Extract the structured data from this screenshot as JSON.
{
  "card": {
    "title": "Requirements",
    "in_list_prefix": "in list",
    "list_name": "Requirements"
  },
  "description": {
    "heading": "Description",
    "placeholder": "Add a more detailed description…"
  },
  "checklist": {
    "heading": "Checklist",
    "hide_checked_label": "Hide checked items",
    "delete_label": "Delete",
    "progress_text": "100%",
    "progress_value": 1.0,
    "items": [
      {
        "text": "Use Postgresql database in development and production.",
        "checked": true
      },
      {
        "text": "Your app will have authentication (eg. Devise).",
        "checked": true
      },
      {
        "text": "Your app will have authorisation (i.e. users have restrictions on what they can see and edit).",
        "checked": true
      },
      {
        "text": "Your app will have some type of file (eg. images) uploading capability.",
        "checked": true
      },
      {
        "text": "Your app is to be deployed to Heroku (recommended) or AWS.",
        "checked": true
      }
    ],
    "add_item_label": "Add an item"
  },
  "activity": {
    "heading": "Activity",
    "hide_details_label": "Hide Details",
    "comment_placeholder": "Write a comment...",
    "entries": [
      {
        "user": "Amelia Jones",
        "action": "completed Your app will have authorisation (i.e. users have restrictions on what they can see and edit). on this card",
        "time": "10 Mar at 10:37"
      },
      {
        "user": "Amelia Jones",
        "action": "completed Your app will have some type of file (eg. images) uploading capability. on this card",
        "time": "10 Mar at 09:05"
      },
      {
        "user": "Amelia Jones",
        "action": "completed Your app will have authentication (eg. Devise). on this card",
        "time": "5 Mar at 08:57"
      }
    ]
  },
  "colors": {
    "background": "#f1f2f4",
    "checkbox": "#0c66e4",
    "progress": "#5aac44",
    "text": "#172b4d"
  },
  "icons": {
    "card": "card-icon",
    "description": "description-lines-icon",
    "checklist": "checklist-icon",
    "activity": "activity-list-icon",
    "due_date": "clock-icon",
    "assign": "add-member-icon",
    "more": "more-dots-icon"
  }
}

[What you need to do]: Look through the entries above. Extract each line with the word "Your".

[Exercise answer]:
        "text": "Your app will have authentication (eg. Devise).",
        "text": "Your app will have authorisation (i.e. users have restrictions on what they can see and edit).",
        "text": "Your app will have some type of file (eg. images) uploading capability.",
        "text": "Your app is to be deployed to Heroku (recommended) or AWS.",
        "action": "completed Your app will have authorisation (i.e. users have restrictions on what they can see and edit). on this card",
        "action": "completed Your app will have some type of file (eg. images) uploading capability. on this card",
        "action": "completed Your app will have authentication (eg. Devise). on this card",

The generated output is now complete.